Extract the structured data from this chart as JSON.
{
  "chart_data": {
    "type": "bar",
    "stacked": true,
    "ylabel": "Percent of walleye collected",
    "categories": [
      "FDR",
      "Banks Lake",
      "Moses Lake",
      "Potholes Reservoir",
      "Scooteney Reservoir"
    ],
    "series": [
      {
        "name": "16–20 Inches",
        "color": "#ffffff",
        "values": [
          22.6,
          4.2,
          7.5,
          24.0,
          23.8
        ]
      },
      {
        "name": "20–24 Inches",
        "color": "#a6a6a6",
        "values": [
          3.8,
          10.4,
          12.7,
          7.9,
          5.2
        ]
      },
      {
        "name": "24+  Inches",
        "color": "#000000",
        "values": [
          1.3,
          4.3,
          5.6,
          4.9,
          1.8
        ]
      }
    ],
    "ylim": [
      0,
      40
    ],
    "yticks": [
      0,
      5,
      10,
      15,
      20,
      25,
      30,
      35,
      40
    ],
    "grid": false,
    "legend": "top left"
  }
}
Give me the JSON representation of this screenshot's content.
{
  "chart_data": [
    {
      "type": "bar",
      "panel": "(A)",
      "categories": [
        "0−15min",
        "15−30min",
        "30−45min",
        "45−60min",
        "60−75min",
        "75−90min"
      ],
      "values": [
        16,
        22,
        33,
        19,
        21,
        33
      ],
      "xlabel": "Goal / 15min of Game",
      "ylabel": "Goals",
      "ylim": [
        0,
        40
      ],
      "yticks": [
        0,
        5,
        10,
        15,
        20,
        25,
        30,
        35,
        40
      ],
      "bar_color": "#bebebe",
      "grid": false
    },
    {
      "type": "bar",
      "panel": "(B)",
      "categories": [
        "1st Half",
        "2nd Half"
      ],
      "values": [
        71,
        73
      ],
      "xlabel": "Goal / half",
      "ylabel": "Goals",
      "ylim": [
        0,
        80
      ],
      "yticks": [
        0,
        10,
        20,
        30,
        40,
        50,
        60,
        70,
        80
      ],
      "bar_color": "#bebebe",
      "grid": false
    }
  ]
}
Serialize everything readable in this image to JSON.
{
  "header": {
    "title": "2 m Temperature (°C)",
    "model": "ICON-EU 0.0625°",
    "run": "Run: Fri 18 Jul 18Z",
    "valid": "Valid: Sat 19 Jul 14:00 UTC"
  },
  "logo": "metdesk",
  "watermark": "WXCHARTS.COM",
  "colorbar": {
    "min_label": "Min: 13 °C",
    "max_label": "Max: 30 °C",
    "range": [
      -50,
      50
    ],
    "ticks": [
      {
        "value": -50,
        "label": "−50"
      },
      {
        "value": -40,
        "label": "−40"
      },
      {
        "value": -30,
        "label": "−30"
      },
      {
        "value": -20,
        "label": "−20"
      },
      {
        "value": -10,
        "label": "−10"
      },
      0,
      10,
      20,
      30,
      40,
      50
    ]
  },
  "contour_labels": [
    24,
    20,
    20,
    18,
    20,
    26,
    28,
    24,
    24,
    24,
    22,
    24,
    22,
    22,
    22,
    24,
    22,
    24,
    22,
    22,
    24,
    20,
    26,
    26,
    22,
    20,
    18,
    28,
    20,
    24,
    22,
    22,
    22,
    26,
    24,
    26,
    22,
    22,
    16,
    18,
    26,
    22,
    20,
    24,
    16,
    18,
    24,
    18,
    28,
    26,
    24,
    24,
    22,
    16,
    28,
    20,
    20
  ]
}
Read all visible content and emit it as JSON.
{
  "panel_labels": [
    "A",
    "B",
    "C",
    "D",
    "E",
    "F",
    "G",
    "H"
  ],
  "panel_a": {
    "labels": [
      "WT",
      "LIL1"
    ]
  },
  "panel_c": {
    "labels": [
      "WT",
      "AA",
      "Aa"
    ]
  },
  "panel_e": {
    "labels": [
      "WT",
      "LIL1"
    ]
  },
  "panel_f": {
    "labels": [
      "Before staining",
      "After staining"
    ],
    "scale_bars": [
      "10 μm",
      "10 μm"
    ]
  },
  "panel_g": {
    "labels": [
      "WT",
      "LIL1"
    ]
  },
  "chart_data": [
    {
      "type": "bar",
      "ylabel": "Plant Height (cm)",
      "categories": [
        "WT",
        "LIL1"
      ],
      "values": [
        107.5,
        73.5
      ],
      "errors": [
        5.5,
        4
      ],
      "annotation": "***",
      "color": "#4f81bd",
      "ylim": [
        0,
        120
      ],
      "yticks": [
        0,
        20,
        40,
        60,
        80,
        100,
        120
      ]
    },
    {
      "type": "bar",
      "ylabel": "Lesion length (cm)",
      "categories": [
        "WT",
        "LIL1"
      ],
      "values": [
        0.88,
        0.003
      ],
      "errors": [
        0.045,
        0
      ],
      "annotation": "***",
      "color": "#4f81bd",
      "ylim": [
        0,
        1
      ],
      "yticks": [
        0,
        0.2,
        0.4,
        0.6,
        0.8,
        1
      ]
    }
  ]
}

Exercise task:
Give only the count of lines in which the string "ylabel" appears.

Exercise output:
5